## start Task material
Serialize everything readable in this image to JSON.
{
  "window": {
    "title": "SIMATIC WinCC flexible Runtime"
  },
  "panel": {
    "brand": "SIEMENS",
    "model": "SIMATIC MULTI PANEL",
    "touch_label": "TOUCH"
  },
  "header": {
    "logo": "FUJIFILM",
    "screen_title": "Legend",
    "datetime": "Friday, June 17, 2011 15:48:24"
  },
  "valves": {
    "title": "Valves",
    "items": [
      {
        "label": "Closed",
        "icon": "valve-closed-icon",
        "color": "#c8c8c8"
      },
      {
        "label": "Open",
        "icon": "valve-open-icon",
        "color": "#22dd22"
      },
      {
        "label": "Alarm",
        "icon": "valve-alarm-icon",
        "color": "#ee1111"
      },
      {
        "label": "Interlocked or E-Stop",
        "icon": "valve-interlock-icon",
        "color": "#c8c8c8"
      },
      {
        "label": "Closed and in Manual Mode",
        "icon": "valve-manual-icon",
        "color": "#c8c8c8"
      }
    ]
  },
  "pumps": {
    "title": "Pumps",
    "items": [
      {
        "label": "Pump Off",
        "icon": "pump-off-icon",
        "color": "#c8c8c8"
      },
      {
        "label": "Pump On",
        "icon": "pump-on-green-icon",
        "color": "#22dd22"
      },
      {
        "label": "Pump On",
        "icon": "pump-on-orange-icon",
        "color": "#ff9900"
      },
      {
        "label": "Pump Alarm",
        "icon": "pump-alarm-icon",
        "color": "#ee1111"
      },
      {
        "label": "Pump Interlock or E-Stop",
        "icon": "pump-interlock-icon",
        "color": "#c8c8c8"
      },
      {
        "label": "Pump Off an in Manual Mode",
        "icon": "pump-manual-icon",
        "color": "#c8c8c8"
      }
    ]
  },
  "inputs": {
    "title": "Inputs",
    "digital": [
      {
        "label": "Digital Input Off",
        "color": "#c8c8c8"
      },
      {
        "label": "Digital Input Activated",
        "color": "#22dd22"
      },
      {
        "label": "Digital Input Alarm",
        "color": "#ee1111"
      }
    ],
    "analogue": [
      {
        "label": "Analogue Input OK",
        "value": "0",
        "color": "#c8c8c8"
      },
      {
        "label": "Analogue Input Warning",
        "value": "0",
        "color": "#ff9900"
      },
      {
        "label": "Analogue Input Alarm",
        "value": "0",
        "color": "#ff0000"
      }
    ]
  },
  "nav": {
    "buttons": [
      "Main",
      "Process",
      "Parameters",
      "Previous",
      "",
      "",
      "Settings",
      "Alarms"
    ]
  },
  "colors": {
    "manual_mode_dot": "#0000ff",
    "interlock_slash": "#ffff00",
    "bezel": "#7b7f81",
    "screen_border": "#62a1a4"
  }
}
## end Task material
Stated problem: Print the records once more, exactly as they were given.

Task result:
Serialize everything readable in this image to JSON.
{
  "window": {
    "title": "SIMATIC WinCC flexible Runtime"
  },
  "panel": {
    "brand": "SIEMENS",
    "model": "SIMATIC MULTI PANEL",
    "touch_label": "TOUCH"
  },
  "header": {
    "logo": "FUJIFILM",
    "screen_title": "Legend",
    "datetime": "Friday, June 17, 2011 15:48:24"
  },
  "valves": {
    "title": "Valves",
    "items": [
      {
        "label": "Closed",
        "icon": "valve-closed-icon",
        "color": "#c8c8c8"
      },
      {
        "label": "Open",
        "icon": "valve-open-icon",
        "color": "#22dd22"
      },
      {
        "label": "Alarm",
        "icon": "valve-alarm-icon",
        "color": "#ee1111"
      },
      {
        "label": "Interlocked or E-Stop",
        "icon": "valve-interlock-icon",
        "color": "#c8c8c8"
      },
      {
        "label": "Closed and in Manual Mode",
        "icon": "valve-manual-icon",
        "color": "#c8c8c8"
      }
    ]
  },
  "pumps": {
    "title": "Pumps",
    "items": [
      {
        "label": "Pump Off",
        "icon": "pump-off-icon",
        "color": "#c8c8c8"
      },
      {
        "label": "Pump On",
        "icon": "pump-on-green-icon",
        "color": "#22dd22"
      },
      {
        "label": "Pump On",
        "icon": "pump-on-orange-icon",
        "color": "#ff9900"
      },
      {
        "label": "Pump Alarm",
        "icon": "pump-alarm-icon",
        "color": "#ee1111"
      },
      {
        "label": "Pump Interlock or E-Stop",
        "icon": "pump-interlock-icon",
        "color": "#c8c8c8"
      },
      {
        "label": "Pump Off an in Manual Mode",
        "icon": "pump-manual-icon",
        "color": "#c8c8c8"
      }
    ]
  },
  "inputs": {
    "title": "Inputs",
    "digital": [
      {
        "label": "Digital Input Off",
        "color": "#c8c8c8"
      },
      {
        "label": "Digital Input Activated",
        "color": "#22dd22"
      },
      {
        "label": "Digital Input Alarm",
        "color": "#ee1111"
      }
    ],
    "analogue": [
      {
        "label": "Analogue Input OK",
        "value": "0",
        "color": "#c8c8c8"
      },
      {
        "label": "Analogue Input Warning",
        "value": "0",
        "color": "#ff9900"
      },
      {
        "label": "Analogue Input Alarm",
        "value": "0",
        "color": "#ff0000"
      }
    ]
  },
  "nav": {
    "buttons": [
      "Main",
      "Process",
      "Parameters",
      "Previous",
      "",
      "",
      "Settings",
      "Alarms"
    ]
  },
  "colors": {
    "manual_mode_dot": "#0000ff",
    "interlock_slash": "#ffff00",
    "bezel": "#7b7f81",
    "screen_border": "#62a1a4"
  }
}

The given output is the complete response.